- Instructions to follow -
Return the listing below verbatim. Pictures do not belong in the copy.

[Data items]
--- BEGIN ---

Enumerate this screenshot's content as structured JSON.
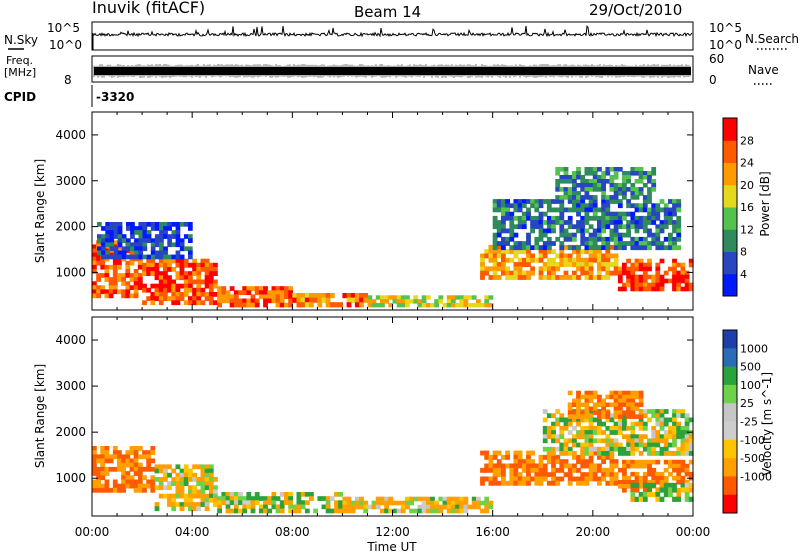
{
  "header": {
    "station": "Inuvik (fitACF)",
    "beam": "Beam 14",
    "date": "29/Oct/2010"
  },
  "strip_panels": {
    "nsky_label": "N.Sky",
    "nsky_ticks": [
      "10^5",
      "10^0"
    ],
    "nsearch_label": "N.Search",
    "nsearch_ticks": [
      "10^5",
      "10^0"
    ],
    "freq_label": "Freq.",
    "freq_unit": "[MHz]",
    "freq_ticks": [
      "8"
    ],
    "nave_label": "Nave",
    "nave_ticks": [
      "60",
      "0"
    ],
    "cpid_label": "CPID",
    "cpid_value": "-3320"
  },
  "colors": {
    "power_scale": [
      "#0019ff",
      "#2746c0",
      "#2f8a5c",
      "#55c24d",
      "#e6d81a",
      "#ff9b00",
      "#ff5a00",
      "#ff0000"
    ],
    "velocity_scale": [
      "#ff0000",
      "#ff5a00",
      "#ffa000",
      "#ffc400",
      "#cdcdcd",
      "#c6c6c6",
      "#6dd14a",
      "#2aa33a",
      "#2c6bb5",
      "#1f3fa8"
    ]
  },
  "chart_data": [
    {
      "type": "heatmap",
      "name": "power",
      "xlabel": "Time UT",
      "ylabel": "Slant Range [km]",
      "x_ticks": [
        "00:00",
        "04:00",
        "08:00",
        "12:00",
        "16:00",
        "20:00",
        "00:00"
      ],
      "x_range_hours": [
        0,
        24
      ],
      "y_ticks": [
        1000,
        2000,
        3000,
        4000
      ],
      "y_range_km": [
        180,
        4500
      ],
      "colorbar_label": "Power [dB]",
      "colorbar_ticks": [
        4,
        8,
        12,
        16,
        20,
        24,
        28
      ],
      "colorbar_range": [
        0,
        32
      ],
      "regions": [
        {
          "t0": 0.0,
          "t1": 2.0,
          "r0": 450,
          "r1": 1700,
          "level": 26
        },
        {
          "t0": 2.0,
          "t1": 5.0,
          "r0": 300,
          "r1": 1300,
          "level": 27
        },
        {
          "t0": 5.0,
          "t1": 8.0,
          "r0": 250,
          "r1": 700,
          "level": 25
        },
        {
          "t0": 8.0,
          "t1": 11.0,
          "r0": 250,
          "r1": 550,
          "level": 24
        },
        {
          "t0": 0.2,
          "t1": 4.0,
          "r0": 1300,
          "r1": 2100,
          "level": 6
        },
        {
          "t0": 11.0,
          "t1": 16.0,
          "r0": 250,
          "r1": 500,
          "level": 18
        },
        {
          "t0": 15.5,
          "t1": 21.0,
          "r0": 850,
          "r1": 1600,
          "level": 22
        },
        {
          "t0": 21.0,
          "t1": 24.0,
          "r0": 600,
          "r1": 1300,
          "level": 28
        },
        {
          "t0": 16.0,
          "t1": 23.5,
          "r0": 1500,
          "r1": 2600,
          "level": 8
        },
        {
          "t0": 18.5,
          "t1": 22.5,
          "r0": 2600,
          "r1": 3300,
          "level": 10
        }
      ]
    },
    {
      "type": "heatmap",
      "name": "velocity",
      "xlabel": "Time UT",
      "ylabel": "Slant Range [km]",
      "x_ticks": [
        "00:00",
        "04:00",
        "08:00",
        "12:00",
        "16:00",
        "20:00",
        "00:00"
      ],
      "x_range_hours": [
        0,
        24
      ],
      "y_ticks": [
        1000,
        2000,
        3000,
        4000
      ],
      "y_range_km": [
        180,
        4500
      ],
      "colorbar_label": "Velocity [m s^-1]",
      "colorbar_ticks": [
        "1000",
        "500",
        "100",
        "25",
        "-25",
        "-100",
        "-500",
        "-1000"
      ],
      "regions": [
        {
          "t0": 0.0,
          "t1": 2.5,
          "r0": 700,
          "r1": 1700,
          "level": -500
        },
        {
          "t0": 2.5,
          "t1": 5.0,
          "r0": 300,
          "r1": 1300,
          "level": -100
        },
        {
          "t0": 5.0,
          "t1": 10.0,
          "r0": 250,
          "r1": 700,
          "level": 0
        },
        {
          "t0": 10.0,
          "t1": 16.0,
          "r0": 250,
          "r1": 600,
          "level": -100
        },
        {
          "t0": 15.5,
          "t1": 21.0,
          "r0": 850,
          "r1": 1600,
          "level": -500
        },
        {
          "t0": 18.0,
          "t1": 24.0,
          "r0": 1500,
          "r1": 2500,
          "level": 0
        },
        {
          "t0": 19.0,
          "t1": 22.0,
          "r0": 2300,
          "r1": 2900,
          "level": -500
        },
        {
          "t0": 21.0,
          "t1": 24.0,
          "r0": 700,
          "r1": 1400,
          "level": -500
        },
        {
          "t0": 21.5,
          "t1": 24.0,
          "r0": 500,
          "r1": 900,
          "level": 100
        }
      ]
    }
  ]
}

--- END ---

- Exercise result -
Enumerate this screenshot's content as structured JSON.
{
  "header": {
    "station": "Inuvik (fitACF)",
    "beam": "Beam 14",
    "date": "29/Oct/2010"
  },
  "strip_panels": {
    "nsky_label": "N.Sky",
    "nsky_ticks": [
      "10^5",
      "10^0"
    ],
    "nsearch_label": "N.Search",
    "nsearch_ticks": [
      "10^5",
      "10^0"
    ],
    "freq_label": "Freq.",
    "freq_unit": "[MHz]",
    "freq_ticks": [
      "8"
    ],
    "nave_label": "Nave",
    "nave_ticks": [
      "60",
      "0"
    ],
    "cpid_label": "CPID",
    "cpid_value": "-3320"
  },
  "colors": {
    "power_scale": [
      "#0019ff",
      "#2746c0",
      "#2f8a5c",
      "#55c24d",
      "#e6d81a",
      "#ff9b00",
      "#ff5a00",
      "#ff0000"
    ],
    "velocity_scale": [
      "#ff0000",
      "#ff5a00",
      "#ffa000",
      "#ffc400",
      "#cdcdcd",
      "#c6c6c6",
      "#6dd14a",
      "#2aa33a",
      "#2c6bb5",
      "#1f3fa8"
    ]
  },
  "chart_data": [
    {
      "type": "heatmap",
      "name": "power",
      "xlabel": "Time UT",
      "ylabel": "Slant Range [km]",
      "x_ticks": [
        "00:00",
        "04:00",
        "08:00",
        "12:00",
        "16:00",
        "20:00",
        "00:00"
      ],
      "x_range_hours": [
        0,
        24
      ],
      "y_ticks": [
        1000,
        2000,
        3000,
        4000
      ],
      "y_range_km": [
        180,
        4500
      ],
      "colorbar_label": "Power [dB]",
      "colorbar_ticks": [
        4,
        8,
        12,
        16,
        20,
        24,
        28
      ],
      "colorbar_range": [
        0,
        32
      ],
      "regions": [
        {
          "t0": 0.0,
          "t1": 2.0,
          "r0": 450,
          "r1": 1700,
          "level": 26
        },
        {
          "t0": 2.0,
          "t1": 5.0,
          "r0": 300,
          "r1": 1300,
          "level": 27
        },
        {
          "t0": 5.0,
          "t1": 8.0,
          "r0": 250,
          "r1": 700,
          "level": 25
        },
        {
          "t0": 8.0,
          "t1": 11.0,
          "r0": 250,
          "r1": 550,
          "level": 24
        },
        {
          "t0": 0.2,
          "t1": 4.0,
          "r0": 1300,
          "r1": 2100,
          "level": 6
        },
        {
          "t0": 11.0,
          "t1": 16.0,
          "r0": 250,
          "r1": 500,
          "level": 18
        },
        {
          "t0": 15.5,
          "t1": 21.0,
          "r0": 850,
          "r1": 1600,
          "level": 22
        },
        {
          "t0": 21.0,
          "t1": 24.0,
          "r0": 600,
          "r1": 1300,
          "level": 28
        },
        {
          "t0": 16.0,
          "t1": 23.5,
          "r0": 1500,
          "r1": 2600,
          "level": 8
        },
        {
          "t0": 18.5,
          "t1": 22.5,
          "r0": 2600,
          "r1": 3300,
          "level": 10
        }
      ]
    },
    {
      "type": "heatmap",
      "name": "velocity",
      "xlabel": "Time UT",
      "ylabel": "Slant Range [km]",
      "x_ticks": [
        "00:00",
        "04:00",
        "08:00",
        "12:00",
        "16:00",
        "20:00",
        "00:00"
      ],
      "x_range_hours": [
        0,
        24
      ],
      "y_ticks": [
        1000,
        2000,
        3000,
        4000
      ],
      "y_range_km": [
        180,
        4500
      ],
      "colorbar_label": "Velocity [m s^-1]",
      "colorbar_ticks": [
        "1000",
        "500",
        "100",
        "25",
        "-25",
        "-100",
        "-500",
        "-1000"
      ],
      "regions": [
        {
          "t0": 0.0,
          "t1": 2.5,
          "r0": 700,
          "r1": 1700,
          "level": -500
        },
        {
          "t0": 2.5,
          "t1": 5.0,
          "r0": 300,
          "r1": 1300,
          "level": -100
        },
        {
          "t0": 5.0,
          "t1": 10.0,
          "r0": 250,
          "r1": 700,
          "level": 0
        },
        {
          "t0": 10.0,
          "t1": 16.0,
          "r0": 250,
          "r1": 600,
          "level": -100
        },
        {
          "t0": 15.5,
          "t1": 21.0,
          "r0": 850,
          "r1": 1600,
          "level": -500
        },
        {
          "t0": 18.0,
          "t1": 24.0,
          "r0": 1500,
          "r1": 2500,
          "level": 0
        },
        {
          "t0": 19.0,
          "t1": 22.0,
          "r0": 2300,
          "r1": 2900,
          "level": -500
        },
        {
          "t0": 21.0,
          "t1": 24.0,
          "r0": 700,
          "r1": 1400,
          "level": -500
        },
        {
          "t0": 21.5,
          "t1": 24.0,
          "r0": 500,
          "r1": 900,
          "level": 100
        }
      ]
    }
  ]
}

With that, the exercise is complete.